◆ What you need to do: Show each line of the data below that has the string "content" in it.

◆ Supplied entries:
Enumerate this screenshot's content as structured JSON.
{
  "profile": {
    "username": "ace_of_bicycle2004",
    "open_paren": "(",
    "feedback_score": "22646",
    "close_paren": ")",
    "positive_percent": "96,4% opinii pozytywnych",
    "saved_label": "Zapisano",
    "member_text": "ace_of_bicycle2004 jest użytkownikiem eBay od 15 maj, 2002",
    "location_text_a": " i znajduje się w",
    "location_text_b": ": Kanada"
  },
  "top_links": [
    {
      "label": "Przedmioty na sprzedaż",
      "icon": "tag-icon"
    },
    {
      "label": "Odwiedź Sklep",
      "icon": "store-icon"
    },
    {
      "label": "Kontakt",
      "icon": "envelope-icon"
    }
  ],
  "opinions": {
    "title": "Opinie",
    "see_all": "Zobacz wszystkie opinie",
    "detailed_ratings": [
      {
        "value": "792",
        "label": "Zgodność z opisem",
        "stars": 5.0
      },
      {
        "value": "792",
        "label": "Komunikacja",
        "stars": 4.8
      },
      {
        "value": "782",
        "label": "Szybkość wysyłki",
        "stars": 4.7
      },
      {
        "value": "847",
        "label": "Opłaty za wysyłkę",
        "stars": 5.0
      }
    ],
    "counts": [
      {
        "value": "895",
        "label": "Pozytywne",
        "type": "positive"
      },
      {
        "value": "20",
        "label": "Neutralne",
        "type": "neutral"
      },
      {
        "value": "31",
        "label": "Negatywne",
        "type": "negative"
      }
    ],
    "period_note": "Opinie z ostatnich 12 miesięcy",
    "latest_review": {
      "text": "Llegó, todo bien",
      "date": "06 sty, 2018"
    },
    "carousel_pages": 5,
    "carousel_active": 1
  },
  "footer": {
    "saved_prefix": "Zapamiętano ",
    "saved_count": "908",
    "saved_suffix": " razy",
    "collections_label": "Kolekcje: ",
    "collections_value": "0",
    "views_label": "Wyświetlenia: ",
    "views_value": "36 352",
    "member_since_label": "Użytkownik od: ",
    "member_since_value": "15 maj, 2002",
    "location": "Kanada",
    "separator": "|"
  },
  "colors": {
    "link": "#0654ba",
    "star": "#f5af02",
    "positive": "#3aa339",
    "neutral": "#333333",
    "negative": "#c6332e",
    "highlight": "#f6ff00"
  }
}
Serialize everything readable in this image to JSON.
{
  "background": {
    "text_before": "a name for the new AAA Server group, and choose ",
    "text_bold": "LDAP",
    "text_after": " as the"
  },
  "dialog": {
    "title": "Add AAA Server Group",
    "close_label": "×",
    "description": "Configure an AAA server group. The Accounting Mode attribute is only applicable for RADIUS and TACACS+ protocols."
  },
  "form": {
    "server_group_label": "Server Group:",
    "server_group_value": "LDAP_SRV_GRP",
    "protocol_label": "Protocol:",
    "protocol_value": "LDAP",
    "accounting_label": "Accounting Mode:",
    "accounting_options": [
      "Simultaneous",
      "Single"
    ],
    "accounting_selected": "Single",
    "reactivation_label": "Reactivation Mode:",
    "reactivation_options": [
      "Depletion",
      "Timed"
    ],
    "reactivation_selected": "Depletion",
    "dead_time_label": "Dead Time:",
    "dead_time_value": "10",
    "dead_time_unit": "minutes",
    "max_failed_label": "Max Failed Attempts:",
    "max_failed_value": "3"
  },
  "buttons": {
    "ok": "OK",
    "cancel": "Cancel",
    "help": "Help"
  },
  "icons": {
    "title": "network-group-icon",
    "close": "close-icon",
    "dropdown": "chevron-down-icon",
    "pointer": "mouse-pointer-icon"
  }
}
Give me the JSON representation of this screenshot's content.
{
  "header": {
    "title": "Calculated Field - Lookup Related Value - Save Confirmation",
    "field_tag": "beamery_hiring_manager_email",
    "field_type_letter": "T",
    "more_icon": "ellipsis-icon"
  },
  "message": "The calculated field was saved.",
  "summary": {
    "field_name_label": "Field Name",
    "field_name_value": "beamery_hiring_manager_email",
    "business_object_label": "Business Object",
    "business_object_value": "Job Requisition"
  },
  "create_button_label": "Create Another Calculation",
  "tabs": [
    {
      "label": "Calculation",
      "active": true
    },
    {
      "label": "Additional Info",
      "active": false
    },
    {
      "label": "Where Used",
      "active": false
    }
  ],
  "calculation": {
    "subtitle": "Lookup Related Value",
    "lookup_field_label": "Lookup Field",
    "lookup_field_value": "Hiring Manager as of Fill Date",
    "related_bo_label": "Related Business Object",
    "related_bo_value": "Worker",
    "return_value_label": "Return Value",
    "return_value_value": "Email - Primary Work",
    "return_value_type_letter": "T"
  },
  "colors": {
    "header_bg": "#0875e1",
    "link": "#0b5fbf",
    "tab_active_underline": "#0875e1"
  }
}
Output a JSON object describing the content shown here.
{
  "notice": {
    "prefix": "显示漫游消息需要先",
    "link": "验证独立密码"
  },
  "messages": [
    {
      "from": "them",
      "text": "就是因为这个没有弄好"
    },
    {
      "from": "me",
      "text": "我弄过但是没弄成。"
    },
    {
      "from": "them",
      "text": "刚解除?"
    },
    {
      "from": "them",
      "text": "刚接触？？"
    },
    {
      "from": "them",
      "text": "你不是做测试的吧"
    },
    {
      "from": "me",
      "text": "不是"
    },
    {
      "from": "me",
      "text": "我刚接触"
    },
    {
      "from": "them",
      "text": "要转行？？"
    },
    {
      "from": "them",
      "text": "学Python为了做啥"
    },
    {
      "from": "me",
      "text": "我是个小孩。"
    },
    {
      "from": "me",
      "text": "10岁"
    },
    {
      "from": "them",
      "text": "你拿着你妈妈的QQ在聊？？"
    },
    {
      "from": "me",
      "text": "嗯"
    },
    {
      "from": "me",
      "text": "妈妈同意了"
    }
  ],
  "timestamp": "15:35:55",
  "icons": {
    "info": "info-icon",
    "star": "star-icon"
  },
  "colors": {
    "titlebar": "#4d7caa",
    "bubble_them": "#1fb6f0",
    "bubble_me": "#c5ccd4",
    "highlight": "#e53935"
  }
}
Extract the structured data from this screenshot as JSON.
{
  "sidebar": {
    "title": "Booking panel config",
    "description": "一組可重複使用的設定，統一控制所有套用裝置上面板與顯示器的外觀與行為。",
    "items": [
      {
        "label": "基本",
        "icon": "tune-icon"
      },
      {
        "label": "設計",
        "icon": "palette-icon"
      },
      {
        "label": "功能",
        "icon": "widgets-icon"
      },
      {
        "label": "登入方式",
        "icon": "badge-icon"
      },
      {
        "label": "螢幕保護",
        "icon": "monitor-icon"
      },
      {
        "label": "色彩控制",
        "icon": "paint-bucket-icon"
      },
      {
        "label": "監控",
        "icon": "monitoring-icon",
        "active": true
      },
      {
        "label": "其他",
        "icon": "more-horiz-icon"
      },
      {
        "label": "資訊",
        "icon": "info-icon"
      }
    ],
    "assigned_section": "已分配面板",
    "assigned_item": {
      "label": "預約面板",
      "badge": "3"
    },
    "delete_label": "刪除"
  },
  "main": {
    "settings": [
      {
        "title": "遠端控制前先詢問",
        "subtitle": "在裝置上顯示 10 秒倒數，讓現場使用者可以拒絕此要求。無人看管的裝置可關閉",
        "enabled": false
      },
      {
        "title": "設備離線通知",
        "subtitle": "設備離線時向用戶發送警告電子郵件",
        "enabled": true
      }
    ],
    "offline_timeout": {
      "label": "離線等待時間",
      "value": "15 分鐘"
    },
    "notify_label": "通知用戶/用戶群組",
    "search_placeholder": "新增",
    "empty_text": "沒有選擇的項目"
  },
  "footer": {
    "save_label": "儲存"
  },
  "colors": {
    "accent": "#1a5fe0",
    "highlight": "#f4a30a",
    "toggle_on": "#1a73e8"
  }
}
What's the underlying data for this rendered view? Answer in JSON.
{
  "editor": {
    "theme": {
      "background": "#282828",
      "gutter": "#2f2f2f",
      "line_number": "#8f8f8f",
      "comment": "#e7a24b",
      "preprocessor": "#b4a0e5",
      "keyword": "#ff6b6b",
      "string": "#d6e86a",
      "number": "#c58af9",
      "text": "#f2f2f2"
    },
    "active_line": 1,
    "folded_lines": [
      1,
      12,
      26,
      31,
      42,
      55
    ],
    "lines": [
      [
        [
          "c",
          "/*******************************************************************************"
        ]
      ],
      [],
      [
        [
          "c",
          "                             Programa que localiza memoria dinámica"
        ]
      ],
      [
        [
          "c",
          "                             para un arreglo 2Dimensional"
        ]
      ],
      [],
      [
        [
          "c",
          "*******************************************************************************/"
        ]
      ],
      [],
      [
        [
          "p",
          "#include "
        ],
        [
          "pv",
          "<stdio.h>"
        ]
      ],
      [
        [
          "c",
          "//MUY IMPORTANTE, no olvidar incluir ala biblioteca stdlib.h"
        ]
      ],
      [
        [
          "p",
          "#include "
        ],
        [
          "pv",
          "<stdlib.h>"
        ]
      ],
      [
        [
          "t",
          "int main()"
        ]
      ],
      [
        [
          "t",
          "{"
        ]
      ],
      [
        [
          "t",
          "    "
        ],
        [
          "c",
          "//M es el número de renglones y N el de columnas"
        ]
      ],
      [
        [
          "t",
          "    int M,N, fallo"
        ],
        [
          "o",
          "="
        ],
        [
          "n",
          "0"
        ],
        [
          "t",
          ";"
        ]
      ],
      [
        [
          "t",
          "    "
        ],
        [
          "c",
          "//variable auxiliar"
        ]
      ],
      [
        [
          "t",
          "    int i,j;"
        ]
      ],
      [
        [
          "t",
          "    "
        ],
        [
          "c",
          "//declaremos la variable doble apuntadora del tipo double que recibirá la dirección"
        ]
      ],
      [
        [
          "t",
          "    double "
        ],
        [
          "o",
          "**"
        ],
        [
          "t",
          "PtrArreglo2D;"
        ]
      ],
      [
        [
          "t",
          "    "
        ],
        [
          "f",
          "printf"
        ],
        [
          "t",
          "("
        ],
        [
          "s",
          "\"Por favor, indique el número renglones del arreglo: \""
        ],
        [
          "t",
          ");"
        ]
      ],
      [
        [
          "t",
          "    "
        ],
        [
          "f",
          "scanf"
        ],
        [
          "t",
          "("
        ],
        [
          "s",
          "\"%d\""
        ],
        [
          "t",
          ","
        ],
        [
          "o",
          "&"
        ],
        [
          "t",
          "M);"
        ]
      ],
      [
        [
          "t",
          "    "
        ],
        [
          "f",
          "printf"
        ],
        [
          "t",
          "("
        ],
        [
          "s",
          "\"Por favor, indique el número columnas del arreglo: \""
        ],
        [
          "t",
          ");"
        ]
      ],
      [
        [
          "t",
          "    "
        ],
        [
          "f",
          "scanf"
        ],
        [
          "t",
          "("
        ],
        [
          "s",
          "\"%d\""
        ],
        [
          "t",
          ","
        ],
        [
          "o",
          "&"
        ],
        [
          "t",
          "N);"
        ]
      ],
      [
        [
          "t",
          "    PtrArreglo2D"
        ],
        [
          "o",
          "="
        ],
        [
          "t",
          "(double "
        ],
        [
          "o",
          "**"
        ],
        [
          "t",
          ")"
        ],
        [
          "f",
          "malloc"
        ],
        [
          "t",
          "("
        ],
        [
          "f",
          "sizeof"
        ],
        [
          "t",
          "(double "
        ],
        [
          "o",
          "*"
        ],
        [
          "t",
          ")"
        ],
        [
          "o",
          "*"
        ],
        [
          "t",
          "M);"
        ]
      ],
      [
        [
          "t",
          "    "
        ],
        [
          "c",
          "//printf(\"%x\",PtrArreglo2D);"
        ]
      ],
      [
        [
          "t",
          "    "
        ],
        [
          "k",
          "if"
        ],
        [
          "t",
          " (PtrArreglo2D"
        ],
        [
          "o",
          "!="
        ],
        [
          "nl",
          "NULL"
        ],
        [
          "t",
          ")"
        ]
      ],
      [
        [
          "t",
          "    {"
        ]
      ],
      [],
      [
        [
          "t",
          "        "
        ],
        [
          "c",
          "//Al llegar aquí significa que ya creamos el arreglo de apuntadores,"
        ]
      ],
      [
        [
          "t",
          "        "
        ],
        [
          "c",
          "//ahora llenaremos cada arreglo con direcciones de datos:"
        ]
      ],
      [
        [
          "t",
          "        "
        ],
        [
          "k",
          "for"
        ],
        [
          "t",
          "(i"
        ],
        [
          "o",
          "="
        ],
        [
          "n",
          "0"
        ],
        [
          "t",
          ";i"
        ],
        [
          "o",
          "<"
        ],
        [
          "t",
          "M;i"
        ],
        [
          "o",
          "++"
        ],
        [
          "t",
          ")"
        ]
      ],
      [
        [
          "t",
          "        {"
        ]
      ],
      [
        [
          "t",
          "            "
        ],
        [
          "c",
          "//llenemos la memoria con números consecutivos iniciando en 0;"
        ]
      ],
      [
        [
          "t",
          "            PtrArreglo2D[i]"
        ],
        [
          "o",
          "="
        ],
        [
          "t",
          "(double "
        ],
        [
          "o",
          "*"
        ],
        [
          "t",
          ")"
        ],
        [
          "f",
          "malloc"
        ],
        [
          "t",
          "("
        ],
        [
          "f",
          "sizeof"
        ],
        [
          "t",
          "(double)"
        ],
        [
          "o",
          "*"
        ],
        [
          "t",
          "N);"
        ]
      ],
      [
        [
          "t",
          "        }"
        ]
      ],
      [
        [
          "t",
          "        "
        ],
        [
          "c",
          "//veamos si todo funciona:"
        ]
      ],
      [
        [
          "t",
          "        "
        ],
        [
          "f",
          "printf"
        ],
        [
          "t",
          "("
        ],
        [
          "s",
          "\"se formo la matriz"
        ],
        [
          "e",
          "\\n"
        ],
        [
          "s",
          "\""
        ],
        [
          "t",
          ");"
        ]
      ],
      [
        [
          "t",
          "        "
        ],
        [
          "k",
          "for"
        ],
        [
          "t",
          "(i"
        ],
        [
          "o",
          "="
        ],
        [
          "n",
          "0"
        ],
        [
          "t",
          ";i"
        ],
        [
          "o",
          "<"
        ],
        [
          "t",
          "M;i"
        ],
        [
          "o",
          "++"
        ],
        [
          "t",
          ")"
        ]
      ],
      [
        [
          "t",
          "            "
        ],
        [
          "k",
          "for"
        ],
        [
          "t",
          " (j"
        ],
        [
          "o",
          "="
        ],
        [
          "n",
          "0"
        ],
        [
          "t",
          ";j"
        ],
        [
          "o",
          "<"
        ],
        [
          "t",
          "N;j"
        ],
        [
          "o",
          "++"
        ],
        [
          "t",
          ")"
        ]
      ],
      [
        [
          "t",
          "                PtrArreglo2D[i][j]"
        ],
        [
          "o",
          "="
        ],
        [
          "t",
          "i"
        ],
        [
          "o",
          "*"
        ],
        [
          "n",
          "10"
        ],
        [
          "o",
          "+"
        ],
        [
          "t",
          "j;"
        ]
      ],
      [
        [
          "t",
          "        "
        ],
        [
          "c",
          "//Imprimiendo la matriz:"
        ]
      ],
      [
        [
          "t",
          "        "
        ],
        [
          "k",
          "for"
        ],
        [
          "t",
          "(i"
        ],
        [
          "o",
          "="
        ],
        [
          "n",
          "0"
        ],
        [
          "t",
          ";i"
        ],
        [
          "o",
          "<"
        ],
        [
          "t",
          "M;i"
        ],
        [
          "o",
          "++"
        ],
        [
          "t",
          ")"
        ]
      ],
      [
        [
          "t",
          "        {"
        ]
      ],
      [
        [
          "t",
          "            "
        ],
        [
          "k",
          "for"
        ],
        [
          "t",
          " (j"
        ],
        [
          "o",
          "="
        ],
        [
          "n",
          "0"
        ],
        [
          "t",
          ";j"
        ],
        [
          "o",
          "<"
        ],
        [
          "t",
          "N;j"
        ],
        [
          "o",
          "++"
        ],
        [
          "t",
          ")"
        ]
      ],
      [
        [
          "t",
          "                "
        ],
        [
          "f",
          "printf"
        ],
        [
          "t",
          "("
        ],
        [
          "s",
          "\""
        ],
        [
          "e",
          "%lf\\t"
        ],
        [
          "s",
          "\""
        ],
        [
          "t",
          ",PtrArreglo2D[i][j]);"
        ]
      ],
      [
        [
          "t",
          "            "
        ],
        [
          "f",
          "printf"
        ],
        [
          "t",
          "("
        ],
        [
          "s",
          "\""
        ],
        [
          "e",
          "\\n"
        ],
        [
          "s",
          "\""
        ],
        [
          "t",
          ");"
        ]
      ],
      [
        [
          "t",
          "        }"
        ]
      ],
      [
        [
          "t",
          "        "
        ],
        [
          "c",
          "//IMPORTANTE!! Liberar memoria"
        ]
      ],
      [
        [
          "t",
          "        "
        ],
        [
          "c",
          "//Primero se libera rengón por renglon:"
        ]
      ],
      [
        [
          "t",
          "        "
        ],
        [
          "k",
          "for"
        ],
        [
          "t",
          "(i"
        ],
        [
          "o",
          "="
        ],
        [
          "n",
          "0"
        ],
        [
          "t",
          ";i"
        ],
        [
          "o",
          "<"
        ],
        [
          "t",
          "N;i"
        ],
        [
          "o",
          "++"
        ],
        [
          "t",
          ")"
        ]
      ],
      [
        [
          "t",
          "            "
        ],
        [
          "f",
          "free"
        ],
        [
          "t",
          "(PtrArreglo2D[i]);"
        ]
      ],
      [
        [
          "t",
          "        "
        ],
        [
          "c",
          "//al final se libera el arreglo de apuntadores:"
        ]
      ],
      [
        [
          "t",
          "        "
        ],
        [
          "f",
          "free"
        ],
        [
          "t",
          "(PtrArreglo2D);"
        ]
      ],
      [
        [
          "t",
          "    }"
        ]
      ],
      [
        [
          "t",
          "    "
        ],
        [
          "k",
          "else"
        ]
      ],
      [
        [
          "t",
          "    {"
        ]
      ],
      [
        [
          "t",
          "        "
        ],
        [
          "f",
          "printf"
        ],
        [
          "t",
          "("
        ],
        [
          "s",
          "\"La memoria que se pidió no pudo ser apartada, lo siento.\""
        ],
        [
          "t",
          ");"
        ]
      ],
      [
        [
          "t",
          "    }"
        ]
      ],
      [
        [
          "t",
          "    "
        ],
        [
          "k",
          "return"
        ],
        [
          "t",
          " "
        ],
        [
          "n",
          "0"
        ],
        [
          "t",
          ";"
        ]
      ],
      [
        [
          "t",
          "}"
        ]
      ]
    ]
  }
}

◆ Written response:
Enumerate this screenshot's content as structured JSON.
Give me the JSON representation of this screenshot's content.
Output a JSON object describing the content shown here.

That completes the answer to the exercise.